What this task involves: Repeat the material below word for word and leave out all pictures.

Extracts from a graphics dataset:
------------------------------------------------

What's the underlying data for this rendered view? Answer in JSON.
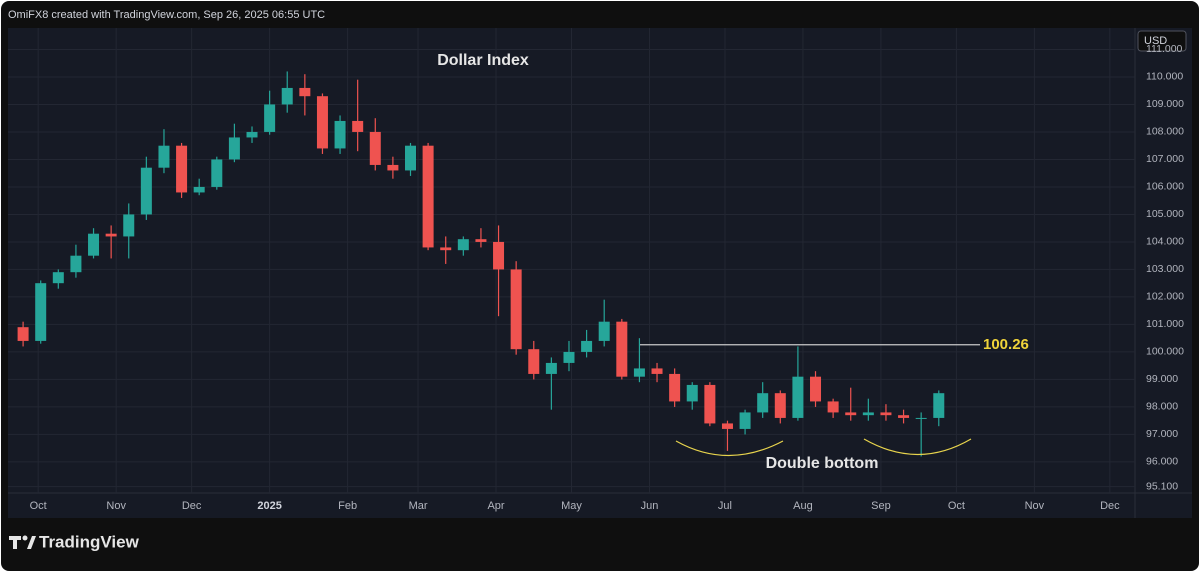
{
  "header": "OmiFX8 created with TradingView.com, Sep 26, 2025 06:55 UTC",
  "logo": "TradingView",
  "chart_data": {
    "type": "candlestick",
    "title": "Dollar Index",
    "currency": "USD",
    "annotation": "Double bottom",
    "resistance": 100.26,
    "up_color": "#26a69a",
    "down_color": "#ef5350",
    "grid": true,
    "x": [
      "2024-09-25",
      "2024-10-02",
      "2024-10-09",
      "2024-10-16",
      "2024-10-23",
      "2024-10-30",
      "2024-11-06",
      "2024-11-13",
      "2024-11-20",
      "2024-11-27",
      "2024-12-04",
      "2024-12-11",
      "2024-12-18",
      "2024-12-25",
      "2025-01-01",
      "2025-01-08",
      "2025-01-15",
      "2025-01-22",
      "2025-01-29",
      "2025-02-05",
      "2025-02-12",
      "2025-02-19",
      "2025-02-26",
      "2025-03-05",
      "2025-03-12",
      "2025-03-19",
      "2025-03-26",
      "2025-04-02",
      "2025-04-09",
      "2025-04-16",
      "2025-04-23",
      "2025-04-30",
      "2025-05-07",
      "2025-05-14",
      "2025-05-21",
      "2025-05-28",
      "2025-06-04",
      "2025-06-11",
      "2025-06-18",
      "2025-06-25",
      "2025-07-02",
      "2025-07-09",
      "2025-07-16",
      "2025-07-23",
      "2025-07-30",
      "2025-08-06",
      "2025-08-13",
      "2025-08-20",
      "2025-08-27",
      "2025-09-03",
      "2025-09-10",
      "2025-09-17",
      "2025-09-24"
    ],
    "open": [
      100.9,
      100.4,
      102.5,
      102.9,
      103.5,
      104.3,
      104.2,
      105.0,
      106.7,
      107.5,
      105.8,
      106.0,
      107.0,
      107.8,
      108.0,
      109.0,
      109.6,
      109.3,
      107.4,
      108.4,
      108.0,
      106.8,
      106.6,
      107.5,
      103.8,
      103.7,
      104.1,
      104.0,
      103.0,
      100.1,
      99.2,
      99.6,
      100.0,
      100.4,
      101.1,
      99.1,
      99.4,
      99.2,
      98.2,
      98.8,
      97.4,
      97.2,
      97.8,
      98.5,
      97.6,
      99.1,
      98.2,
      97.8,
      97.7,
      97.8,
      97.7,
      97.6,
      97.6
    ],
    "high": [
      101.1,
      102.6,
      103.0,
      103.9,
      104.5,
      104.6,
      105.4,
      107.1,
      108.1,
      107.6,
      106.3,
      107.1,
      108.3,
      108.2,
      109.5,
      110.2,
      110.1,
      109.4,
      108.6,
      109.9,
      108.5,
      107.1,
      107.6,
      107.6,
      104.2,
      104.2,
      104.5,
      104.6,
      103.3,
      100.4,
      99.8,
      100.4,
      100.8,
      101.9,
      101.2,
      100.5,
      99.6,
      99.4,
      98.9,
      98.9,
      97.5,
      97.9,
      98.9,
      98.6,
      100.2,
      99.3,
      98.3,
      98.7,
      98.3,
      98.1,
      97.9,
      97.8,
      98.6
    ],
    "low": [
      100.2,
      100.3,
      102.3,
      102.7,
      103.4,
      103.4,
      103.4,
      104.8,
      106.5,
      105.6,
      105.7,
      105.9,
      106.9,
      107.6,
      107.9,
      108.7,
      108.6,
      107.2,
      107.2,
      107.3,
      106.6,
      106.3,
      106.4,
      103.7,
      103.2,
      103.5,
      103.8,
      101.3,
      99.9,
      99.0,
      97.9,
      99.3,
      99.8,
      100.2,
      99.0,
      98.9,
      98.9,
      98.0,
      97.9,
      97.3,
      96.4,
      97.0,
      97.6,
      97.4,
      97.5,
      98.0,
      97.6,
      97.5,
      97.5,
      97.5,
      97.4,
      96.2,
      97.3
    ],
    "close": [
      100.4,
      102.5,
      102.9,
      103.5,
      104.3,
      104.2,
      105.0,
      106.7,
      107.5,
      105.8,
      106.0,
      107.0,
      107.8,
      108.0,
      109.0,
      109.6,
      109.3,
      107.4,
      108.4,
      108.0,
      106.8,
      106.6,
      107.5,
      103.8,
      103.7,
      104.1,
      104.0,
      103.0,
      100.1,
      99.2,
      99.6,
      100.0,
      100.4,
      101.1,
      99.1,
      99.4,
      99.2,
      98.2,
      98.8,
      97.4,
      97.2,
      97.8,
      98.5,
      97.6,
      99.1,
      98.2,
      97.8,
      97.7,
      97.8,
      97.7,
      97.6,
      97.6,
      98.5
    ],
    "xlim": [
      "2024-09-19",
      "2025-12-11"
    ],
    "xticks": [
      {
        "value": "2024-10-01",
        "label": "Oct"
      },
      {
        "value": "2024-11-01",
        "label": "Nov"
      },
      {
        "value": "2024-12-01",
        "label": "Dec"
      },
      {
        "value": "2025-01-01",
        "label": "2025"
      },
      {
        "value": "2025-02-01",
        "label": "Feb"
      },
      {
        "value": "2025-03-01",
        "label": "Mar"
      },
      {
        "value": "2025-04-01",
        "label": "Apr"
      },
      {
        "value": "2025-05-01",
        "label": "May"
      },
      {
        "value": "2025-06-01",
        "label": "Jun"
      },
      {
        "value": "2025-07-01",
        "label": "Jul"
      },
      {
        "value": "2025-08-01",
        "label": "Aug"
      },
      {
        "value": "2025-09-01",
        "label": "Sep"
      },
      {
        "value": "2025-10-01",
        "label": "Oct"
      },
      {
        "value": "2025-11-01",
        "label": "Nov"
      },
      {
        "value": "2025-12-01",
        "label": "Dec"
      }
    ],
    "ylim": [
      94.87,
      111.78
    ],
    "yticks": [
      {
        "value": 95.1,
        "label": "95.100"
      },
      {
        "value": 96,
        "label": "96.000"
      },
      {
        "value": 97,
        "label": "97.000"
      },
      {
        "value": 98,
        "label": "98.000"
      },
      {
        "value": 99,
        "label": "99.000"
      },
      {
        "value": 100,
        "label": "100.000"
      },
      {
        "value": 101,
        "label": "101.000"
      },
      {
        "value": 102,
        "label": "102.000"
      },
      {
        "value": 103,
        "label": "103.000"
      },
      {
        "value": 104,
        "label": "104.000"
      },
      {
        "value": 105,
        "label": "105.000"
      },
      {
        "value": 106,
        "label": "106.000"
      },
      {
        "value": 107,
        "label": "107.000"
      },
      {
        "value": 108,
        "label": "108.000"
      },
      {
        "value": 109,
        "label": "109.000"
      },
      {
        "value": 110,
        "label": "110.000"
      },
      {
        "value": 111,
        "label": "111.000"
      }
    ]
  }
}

------------------------------------------------

Correct response:
What's the underlying data for this rendered view? Answer in JSON.
{
  "header": "OmiFX8 created with TradingView.com, Sep 26, 2025 06:55 UTC",
  "logo": "TradingView",
  "chart_data": {
    "type": "candlestick",
    "title": "Dollar Index",
    "currency": "USD",
    "annotation": "Double bottom",
    "resistance": 100.26,
    "up_color": "#26a69a",
    "down_color": "#ef5350",
    "grid": true,
    "x": [
      "2024-09-25",
      "2024-10-02",
      "2024-10-09",
      "2024-10-16",
      "2024-10-23",
      "2024-10-30",
      "2024-11-06",
      "2024-11-13",
      "2024-11-20",
      "2024-11-27",
      "2024-12-04",
      "2024-12-11",
      "2024-12-18",
      "2024-12-25",
      "2025-01-01",
      "2025-01-08",
      "2025-01-15",
      "2025-01-22",
      "2025-01-29",
      "2025-02-05",
      "2025-02-12",
      "2025-02-19",
      "2025-02-26",
      "2025-03-05",
      "2025-03-12",
      "2025-03-19",
      "2025-03-26",
      "2025-04-02",
      "2025-04-09",
      "2025-04-16",
      "2025-04-23",
      "2025-04-30",
      "2025-05-07",
      "2025-05-14",
      "2025-05-21",
      "2025-05-28",
      "2025-06-04",
      "2025-06-11",
      "2025-06-18",
      "2025-06-25",
      "2025-07-02",
      "2025-07-09",
      "2025-07-16",
      "2025-07-23",
      "2025-07-30",
      "2025-08-06",
      "2025-08-13",
      "2025-08-20",
      "2025-08-27",
      "2025-09-03",
      "2025-09-10",
      "2025-09-17",
      "2025-09-24"
    ],
    "open": [
      100.9,
      100.4,
      102.5,
      102.9,
      103.5,
      104.3,
      104.2,
      105.0,
      106.7,
      107.5,
      105.8,
      106.0,
      107.0,
      107.8,
      108.0,
      109.0,
      109.6,
      109.3,
      107.4,
      108.4,
      108.0,
      106.8,
      106.6,
      107.5,
      103.8,
      103.7,
      104.1,
      104.0,
      103.0,
      100.1,
      99.2,
      99.6,
      100.0,
      100.4,
      101.1,
      99.1,
      99.4,
      99.2,
      98.2,
      98.8,
      97.4,
      97.2,
      97.8,
      98.5,
      97.6,
      99.1,
      98.2,
      97.8,
      97.7,
      97.8,
      97.7,
      97.6,
      97.6
    ],
    "high": [
      101.1,
      102.6,
      103.0,
      103.9,
      104.5,
      104.6,
      105.4,
      107.1,
      108.1,
      107.6,
      106.3,
      107.1,
      108.3,
      108.2,
      109.5,
      110.2,
      110.1,
      109.4,
      108.6,
      109.9,
      108.5,
      107.1,
      107.6,
      107.6,
      104.2,
      104.2,
      104.5,
      104.6,
      103.3,
      100.4,
      99.8,
      100.4,
      100.8,
      101.9,
      101.2,
      100.5,
      99.6,
      99.4,
      98.9,
      98.9,
      97.5,
      97.9,
      98.9,
      98.6,
      100.2,
      99.3,
      98.3,
      98.7,
      98.3,
      98.1,
      97.9,
      97.8,
      98.6
    ],
    "low": [
      100.2,
      100.3,
      102.3,
      102.7,
      103.4,
      103.4,
      103.4,
      104.8,
      106.5,
      105.6,
      105.7,
      105.9,
      106.9,
      107.6,
      107.9,
      108.7,
      108.6,
      107.2,
      107.2,
      107.3,
      106.6,
      106.3,
      106.4,
      103.7,
      103.2,
      103.5,
      103.8,
      101.3,
      99.9,
      99.0,
      97.9,
      99.3,
      99.8,
      100.2,
      99.0,
      98.9,
      98.9,
      98.0,
      97.9,
      97.3,
      96.4,
      97.0,
      97.6,
      97.4,
      97.5,
      98.0,
      97.6,
      97.5,
      97.5,
      97.5,
      97.4,
      96.2,
      97.3
    ],
    "close": [
      100.4,
      102.5,
      102.9,
      103.5,
      104.3,
      104.2,
      105.0,
      106.7,
      107.5,
      105.8,
      106.0,
      107.0,
      107.8,
      108.0,
      109.0,
      109.6,
      109.3,
      107.4,
      108.4,
      108.0,
      106.8,
      106.6,
      107.5,
      103.8,
      103.7,
      104.1,
      104.0,
      103.0,
      100.1,
      99.2,
      99.6,
      100.0,
      100.4,
      101.1,
      99.1,
      99.4,
      99.2,
      98.2,
      98.8,
      97.4,
      97.2,
      97.8,
      98.5,
      97.6,
      99.1,
      98.2,
      97.8,
      97.7,
      97.8,
      97.7,
      97.6,
      97.6,
      98.5
    ],
    "xlim": [
      "2024-09-19",
      "2025-12-11"
    ],
    "xticks": [
      {
        "value": "2024-10-01",
        "label": "Oct"
      },
      {
        "value": "2024-11-01",
        "label": "Nov"
      },
      {
        "value": "2024-12-01",
        "label": "Dec"
      },
      {
        "value": "2025-01-01",
        "label": "2025"
      },
      {
        "value": "2025-02-01",
        "label": "Feb"
      },
      {
        "value": "2025-03-01",
        "label": "Mar"
      },
      {
        "value": "2025-04-01",
        "label": "Apr"
      },
      {
        "value": "2025-05-01",
        "label": "May"
      },
      {
        "value": "2025-06-01",
        "label": "Jun"
      },
      {
        "value": "2025-07-01",
        "label": "Jul"
      },
      {
        "value": "2025-08-01",
        "label": "Aug"
      },
      {
        "value": "2025-09-01",
        "label": "Sep"
      },
      {
        "value": "2025-10-01",
        "label": "Oct"
      },
      {
        "value": "2025-11-01",
        "label": "Nov"
      },
      {
        "value": "2025-12-01",
        "label": "Dec"
      }
    ],
    "ylim": [
      94.87,
      111.78
    ],
    "yticks": [
      {
        "value": 95.1,
        "label": "95.100"
      },
      {
        "value": 96,
        "label": "96.000"
      },
      {
        "value": 97,
        "label": "97.000"
      },
      {
        "value": 98,
        "label": "98.000"
      },
      {
        "value": 99,
        "label": "99.000"
      },
      {
        "value": 100,
        "label": "100.000"
      },
      {
        "value": 101,
        "label": "101.000"
      },
      {
        "value": 102,
        "label": "102.000"
      },
      {
        "value": 103,
        "label": "103.000"
      },
      {
        "value": 104,
        "label": "104.000"
      },
      {
        "value": 105,
        "label": "105.000"
      },
      {
        "value": 106,
        "label": "106.000"
      },
      {
        "value": 107,
        "label": "107.000"
      },
      {
        "value": 108,
        "label": "108.000"
      },
      {
        "value": 109,
        "label": "109.000"
      },
      {
        "value": 110,
        "label": "110.000"
      },
      {
        "value": 111,
        "label": "111.000"
      }
    ]
  }
}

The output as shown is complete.